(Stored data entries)
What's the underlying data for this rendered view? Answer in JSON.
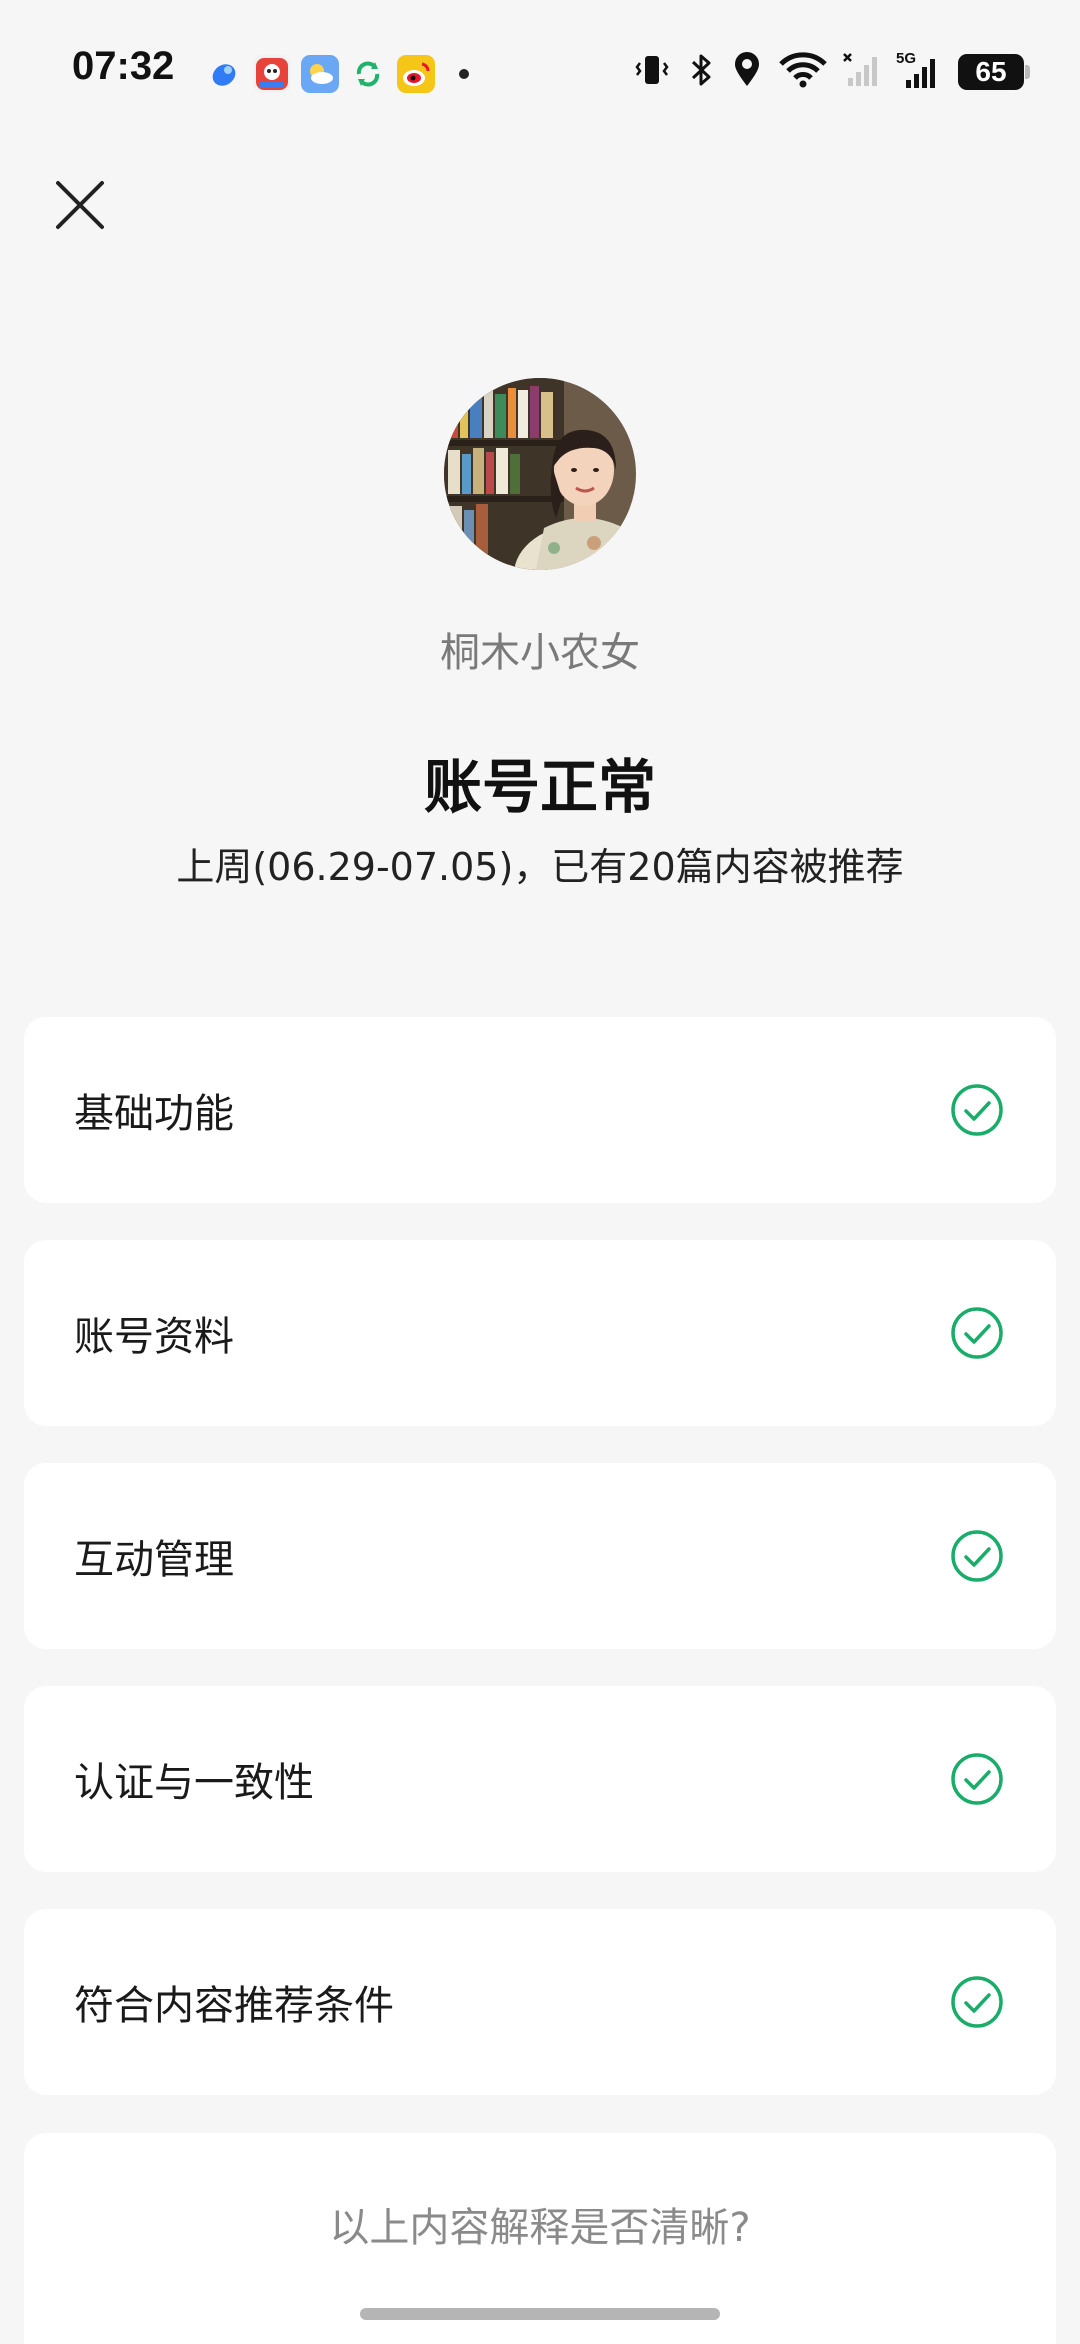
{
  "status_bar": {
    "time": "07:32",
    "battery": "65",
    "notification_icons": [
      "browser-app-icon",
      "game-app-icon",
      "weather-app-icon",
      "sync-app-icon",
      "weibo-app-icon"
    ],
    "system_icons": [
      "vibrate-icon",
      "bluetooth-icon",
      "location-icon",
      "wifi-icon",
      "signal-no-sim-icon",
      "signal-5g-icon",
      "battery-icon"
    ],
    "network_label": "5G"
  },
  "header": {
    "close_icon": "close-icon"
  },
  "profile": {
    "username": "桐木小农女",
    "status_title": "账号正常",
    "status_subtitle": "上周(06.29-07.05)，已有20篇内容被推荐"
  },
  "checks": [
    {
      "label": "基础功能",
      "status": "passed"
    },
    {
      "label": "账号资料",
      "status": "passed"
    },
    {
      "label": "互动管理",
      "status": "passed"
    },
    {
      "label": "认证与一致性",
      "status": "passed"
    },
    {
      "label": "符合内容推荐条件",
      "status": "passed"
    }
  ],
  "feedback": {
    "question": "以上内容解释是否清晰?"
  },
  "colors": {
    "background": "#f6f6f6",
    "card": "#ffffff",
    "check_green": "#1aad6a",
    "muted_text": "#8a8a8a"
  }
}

What you should do —
Return the listing above unchanged, apart from dropping its pictures.

Exercise response —
What's the underlying data for this rendered view? Answer in JSON.
{
  "status_bar": {
    "time": "07:32",
    "battery": "65",
    "notification_icons": [
      "browser-app-icon",
      "game-app-icon",
      "weather-app-icon",
      "sync-app-icon",
      "weibo-app-icon"
    ],
    "system_icons": [
      "vibrate-icon",
      "bluetooth-icon",
      "location-icon",
      "wifi-icon",
      "signal-no-sim-icon",
      "signal-5g-icon",
      "battery-icon"
    ],
    "network_label": "5G"
  },
  "header": {
    "close_icon": "close-icon"
  },
  "profile": {
    "username": "桐木小农女",
    "status_title": "账号正常",
    "status_subtitle": "上周(06.29-07.05)，已有20篇内容被推荐"
  },
  "checks": [
    {
      "label": "基础功能",
      "status": "passed"
    },
    {
      "label": "账号资料",
      "status": "passed"
    },
    {
      "label": "互动管理",
      "status": "passed"
    },
    {
      "label": "认证与一致性",
      "status": "passed"
    },
    {
      "label": "符合内容推荐条件",
      "status": "passed"
    }
  ],
  "feedback": {
    "question": "以上内容解释是否清晰?"
  },
  "colors": {
    "background": "#f6f6f6",
    "card": "#ffffff",
    "check_green": "#1aad6a",
    "muted_text": "#8a8a8a"
  }
}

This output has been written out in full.